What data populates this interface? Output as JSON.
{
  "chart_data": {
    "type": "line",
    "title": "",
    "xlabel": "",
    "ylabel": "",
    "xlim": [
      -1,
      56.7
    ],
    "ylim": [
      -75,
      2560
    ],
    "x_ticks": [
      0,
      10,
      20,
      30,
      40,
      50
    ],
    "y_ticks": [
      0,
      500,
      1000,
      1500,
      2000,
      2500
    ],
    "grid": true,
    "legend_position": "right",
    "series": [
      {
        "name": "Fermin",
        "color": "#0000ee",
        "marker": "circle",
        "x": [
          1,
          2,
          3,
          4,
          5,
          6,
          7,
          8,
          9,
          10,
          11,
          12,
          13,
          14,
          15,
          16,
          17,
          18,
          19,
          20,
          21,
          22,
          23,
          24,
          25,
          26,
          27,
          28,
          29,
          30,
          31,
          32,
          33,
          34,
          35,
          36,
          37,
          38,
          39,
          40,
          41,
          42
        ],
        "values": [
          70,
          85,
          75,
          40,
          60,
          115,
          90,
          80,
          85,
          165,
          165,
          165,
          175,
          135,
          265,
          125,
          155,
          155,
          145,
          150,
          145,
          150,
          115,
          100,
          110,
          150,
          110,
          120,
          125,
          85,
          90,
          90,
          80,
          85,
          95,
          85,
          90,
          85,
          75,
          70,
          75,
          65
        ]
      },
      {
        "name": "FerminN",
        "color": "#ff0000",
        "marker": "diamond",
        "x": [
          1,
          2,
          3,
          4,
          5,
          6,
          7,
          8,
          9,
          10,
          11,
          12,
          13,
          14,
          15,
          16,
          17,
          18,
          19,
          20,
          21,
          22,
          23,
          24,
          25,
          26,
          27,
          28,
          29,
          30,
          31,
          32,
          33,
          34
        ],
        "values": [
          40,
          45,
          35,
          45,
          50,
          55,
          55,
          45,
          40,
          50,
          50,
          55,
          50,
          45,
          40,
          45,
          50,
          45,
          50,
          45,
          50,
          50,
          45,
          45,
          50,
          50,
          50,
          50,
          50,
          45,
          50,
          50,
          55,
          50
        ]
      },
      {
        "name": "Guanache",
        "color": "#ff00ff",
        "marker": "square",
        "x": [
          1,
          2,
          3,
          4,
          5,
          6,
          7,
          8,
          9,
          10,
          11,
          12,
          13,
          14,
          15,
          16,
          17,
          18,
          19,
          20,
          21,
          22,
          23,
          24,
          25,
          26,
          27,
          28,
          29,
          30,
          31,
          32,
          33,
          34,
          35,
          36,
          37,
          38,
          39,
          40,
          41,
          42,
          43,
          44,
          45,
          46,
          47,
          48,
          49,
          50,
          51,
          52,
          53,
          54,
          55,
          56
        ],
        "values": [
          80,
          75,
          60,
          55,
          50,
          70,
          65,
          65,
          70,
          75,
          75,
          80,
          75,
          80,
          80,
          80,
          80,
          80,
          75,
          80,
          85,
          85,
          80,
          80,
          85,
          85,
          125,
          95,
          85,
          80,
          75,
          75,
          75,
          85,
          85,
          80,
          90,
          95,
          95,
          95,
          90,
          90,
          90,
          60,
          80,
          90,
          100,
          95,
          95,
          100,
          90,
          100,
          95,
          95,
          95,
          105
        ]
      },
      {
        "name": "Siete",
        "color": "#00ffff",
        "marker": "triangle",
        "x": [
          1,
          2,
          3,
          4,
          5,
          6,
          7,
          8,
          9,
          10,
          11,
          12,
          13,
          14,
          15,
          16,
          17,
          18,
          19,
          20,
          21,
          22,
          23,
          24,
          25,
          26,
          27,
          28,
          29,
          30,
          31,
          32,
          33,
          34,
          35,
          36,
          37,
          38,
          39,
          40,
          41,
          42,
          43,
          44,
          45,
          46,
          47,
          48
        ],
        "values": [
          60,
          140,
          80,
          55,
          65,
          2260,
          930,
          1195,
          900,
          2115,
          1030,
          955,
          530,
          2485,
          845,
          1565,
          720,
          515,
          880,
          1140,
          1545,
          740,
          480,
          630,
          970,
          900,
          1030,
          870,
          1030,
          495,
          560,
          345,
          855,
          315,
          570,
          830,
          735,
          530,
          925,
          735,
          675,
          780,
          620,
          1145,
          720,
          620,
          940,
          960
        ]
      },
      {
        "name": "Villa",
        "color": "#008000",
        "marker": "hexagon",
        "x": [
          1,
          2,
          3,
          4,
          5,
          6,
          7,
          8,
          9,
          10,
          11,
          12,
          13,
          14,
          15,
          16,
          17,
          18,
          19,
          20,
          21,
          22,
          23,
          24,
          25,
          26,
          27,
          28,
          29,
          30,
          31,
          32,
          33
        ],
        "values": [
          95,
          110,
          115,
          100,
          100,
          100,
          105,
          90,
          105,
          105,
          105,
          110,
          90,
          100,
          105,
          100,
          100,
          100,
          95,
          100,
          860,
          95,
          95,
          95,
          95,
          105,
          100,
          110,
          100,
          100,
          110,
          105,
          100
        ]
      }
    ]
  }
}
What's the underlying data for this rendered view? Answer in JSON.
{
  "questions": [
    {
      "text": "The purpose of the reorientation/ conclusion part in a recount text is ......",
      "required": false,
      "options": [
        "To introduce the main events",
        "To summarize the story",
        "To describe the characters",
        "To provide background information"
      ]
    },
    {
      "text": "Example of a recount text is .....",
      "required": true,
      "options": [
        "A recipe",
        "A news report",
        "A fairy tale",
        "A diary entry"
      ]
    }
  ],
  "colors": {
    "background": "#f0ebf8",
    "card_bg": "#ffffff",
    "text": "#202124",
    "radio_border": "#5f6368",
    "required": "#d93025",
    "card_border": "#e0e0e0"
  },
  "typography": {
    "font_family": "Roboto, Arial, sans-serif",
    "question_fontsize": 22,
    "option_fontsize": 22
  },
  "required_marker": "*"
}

● ● ● ● ●

*GOAL:* Take the lines above and retype all of them exactly.

*RESPONSE TO THE EXERCISE:*
What data populates this interface? Output as JSON.
{
  "chart_data": {
    "type": "line",
    "title": "",
    "xlabel": "",
    "ylabel": "",
    "xlim": [
      -1,
      56.7
    ],
    "ylim": [
      -75,
      2560
    ],
    "x_ticks": [
      0,
      10,
      20,
      30,
      40,
      50
    ],
    "y_ticks": [
      0,
      500,
      1000,
      1500,
      2000,
      2500
    ],
    "grid": true,
    "legend_position": "right",
    "series": [
      {
        "name": "Fermin",
        "color": "#0000ee",
        "marker": "circle",
        "x": [
          1,
          2,
          3,
          4,
          5,
          6,
          7,
          8,
          9,
          10,
          11,
          12,
          13,
          14,
          15,
          16,
          17,
          18,
          19,
          20,
          21,
          22,
          23,
          24,
          25,
          26,
          27,
          28,
          29,
          30,
          31,
          32,
          33,
          34,
          35,
          36,
          37,
          38,
          39,
          40,
          41,
          42
        ],
        "values": [
          70,
          85,
          75,
          40,
          60,
          115,
          90,
          80,
          85,
          165,
          165,
          165,
          175,
          135,
          265,
          125,
          155,
          155,
          145,
          150,
          145,
          150,
          115,
          100,
          110,
          150,
          110,
          120,
          125,
          85,
          90,
          90,
          80,
          85,
          95,
          85,
          90,
          85,
          75,
          70,
          75,
          65
        ]
      },
      {
        "name": "FerminN",
        "color": "#ff0000",
        "marker": "diamond",
        "x": [
          1,
          2,
          3,
          4,
          5,
          6,
          7,
          8,
          9,
          10,
          11,
          12,
          13,
          14,
          15,
          16,
          17,
          18,
          19,
          20,
          21,
          22,
          23,
          24,
          25,
          26,
          27,
          28,
          29,
          30,
          31,
          32,
          33,
          34
        ],
        "values": [
          40,
          45,
          35,
          45,
          50,
          55,
          55,
          45,
          40,
          50,
          50,
          55,
          50,
          45,
          40,
          45,
          50,
          45,
          50,
          45,
          50,
          50,
          45,
          45,
          50,
          50,
          50,
          50,
          50,
          45,
          50,
          50,
          55,
          50
        ]
      },
      {
        "name": "Guanache",
        "color": "#ff00ff",
        "marker": "square",
        "x": [
          1,
          2,
          3,
          4,
          5,
          6,
          7,
          8,
          9,
          10,
          11,
          12,
          13,
          14,
          15,
          16,
          17,
          18,
          19,
          20,
          21,
          22,
          23,
          24,
          25,
          26,
          27,
          28,
          29,
          30,
          31,
          32,
          33,
          34,
          35,
          36,
          37,
          38,
          39,
          40,
          41,
          42,
          43,
          44,
          45,
          46,
          47,
          48,
          49,
          50,
          51,
          52,
          53,
          54,
          55,
          56
        ],
        "values": [
          80,
          75,
          60,
          55,
          50,
          70,
          65,
          65,
          70,
          75,
          75,
          80,
          75,
          80,
          80,
          80,
          80,
          80,
          75,
          80,
          85,
          85,
          80,
          80,
          85,
          85,
          125,
          95,
          85,
          80,
          75,
          75,
          75,
          85,
          85,
          80,
          90,
          95,
          95,
          95,
          90,
          90,
          90,
          60,
          80,
          90,
          100,
          95,
          95,
          100,
          90,
          100,
          95,
          95,
          95,
          105
        ]
      },
      {
        "name": "Siete",
        "color": "#00ffff",
        "marker": "triangle",
        "x": [
          1,
          2,
          3,
          4,
          5,
          6,
          7,
          8,
          9,
          10,
          11,
          12,
          13,
          14,
          15,
          16,
          17,
          18,
          19,
          20,
          21,
          22,
          23,
          24,
          25,
          26,
          27,
          28,
          29,
          30,
          31,
          32,
          33,
          34,
          35,
          36,
          37,
          38,
          39,
          40,
          41,
          42,
          43,
          44,
          45,
          46,
          47,
          48
        ],
        "values": [
          60,
          140,
          80,
          55,
          65,
          2260,
          930,
          1195,
          900,
          2115,
          1030,
          955,
          530,
          2485,
          845,
          1565,
          720,
          515,
          880,
          1140,
          1545,
          740,
          480,
          630,
          970,
          900,
          1030,
          870,
          1030,
          495,
          560,
          345,
          855,
          315,
          570,
          830,
          735,
          530,
          925,
          735,
          675,
          780,
          620,
          1145,
          720,
          620,
          940,
          960
        ]
      },
      {
        "name": "Villa",
        "color": "#008000",
        "marker": "hexagon",
        "x": [
          1,
          2,
          3,
          4,
          5,
          6,
          7,
          8,
          9,
          10,
          11,
          12,
          13,
          14,
          15,
          16,
          17,
          18,
          19,
          20,
          21,
          22,
          23,
          24,
          25,
          26,
          27,
          28,
          29,
          30,
          31,
          32,
          33
        ],
        "values": [
          95,
          110,
          115,
          100,
          100,
          100,
          105,
          90,
          105,
          105,
          105,
          110,
          90,
          100,
          105,
          100,
          100,
          100,
          95,
          100,
          860,
          95,
          95,
          95,
          95,
          105,
          100,
          110,
          100,
          100,
          110,
          105,
          100
        ]
      }
    ]
  }
}
What's the underlying data for this rendered view? Answer in JSON.
{
  "questions": [
    {
      "text": "The purpose of the reorientation/ conclusion part in a recount text is ......",
      "required": false,
      "options": [
        "To introduce the main events",
        "To summarize the story",
        "To describe the characters",
        "To provide background information"
      ]
    },
    {
      "text": "Example of a recount text is .....",
      "required": true,
      "options": [
        "A recipe",
        "A news report",
        "A fairy tale",
        "A diary entry"
      ]
    }
  ],
  "colors": {
    "background": "#f0ebf8",
    "card_bg": "#ffffff",
    "text": "#202124",
    "radio_border": "#5f6368",
    "required": "#d93025",
    "card_border": "#e0e0e0"
  },
  "typography": {
    "font_family": "Roboto, Arial, sans-serif",
    "question_fontsize": 22,
    "option_fontsize": 22
  },
  "required_marker": "*"
}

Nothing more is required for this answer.